>> start ENTRIES SUPPLIED

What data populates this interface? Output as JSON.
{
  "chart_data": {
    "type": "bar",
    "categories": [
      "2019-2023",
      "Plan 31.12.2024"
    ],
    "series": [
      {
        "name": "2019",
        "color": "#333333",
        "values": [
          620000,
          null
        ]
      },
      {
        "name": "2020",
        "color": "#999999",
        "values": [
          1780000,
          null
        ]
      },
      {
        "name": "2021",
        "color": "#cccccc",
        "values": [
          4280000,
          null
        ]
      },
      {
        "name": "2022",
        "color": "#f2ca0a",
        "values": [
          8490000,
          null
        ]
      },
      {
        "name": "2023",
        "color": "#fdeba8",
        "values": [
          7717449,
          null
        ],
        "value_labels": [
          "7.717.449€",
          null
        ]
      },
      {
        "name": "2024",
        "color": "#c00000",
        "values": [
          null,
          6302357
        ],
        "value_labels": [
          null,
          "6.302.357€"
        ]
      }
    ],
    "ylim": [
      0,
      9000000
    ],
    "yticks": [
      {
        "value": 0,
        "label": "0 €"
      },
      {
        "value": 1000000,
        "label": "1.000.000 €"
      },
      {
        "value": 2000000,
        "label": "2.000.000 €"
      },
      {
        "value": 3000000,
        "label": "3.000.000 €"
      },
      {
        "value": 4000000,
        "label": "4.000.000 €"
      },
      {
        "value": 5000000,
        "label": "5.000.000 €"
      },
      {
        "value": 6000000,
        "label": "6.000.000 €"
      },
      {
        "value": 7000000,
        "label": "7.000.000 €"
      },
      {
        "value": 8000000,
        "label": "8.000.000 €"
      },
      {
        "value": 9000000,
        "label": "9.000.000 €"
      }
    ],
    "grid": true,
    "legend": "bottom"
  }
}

>> end ENTRIES SUPPLIED
>> start ENTRIES SUPPLIED

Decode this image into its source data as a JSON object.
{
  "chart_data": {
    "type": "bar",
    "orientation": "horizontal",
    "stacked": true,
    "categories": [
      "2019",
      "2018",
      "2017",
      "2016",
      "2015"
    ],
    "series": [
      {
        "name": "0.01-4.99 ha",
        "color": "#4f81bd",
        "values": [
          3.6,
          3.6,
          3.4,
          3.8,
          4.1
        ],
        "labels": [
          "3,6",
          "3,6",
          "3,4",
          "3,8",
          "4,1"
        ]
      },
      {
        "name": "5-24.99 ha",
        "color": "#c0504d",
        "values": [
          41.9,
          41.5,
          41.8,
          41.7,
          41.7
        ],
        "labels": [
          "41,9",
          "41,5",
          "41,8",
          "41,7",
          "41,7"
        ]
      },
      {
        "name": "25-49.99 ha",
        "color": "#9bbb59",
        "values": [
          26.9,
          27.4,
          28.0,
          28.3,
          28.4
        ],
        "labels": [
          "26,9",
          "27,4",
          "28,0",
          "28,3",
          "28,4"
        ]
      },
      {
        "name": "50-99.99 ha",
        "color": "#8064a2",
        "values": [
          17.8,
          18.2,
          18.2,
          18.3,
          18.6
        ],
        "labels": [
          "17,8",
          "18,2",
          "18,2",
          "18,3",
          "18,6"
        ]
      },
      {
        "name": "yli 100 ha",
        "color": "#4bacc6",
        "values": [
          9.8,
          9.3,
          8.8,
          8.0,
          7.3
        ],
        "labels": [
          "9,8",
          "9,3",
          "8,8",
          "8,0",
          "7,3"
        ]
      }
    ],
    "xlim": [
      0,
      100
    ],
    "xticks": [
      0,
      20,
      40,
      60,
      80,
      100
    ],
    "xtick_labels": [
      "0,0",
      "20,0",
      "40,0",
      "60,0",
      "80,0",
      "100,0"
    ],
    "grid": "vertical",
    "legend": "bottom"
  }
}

>> end ENTRIES SUPPLIED
>> start ENTRIES SUPPLIED

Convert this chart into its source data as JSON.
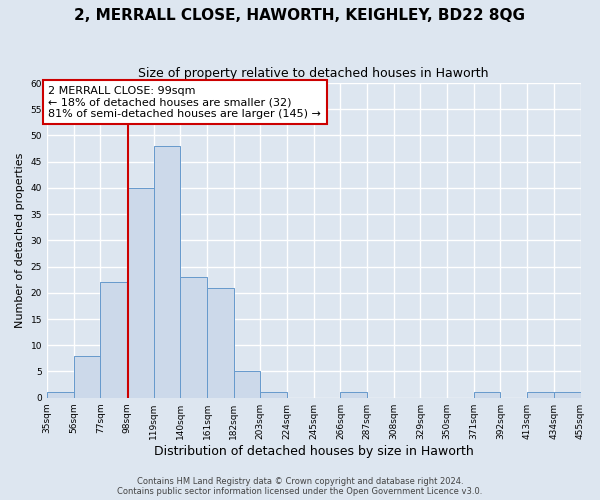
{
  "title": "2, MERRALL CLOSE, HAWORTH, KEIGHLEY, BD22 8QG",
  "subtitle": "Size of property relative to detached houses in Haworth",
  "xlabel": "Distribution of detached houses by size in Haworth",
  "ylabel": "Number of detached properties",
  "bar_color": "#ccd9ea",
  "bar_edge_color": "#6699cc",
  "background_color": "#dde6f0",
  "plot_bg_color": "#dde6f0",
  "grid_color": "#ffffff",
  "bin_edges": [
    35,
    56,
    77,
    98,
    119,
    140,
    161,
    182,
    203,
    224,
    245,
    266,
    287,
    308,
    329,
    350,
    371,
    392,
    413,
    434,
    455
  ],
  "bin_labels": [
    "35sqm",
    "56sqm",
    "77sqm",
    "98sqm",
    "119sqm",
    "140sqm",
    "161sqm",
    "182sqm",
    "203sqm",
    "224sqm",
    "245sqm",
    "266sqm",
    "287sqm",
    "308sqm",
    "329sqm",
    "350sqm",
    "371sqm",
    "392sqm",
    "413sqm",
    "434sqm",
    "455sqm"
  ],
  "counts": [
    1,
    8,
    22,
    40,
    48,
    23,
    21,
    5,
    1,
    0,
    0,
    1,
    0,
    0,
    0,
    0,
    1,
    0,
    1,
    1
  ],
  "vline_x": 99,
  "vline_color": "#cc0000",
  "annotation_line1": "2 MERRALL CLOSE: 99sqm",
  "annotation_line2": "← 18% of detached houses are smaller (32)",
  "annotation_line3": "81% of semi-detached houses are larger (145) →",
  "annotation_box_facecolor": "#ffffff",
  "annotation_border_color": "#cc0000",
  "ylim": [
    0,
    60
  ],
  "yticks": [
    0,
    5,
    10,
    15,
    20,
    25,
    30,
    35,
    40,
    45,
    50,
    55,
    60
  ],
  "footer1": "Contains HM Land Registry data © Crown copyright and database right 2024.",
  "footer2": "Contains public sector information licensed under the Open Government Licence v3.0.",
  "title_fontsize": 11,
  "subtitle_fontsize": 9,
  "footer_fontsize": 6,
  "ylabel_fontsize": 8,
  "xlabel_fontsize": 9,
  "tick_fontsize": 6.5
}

>> end ENTRIES SUPPLIED

= PROBLEM =
Ascertain the number of lines in the entries that include the word "into", and report only that number.

= THE REPLY =
2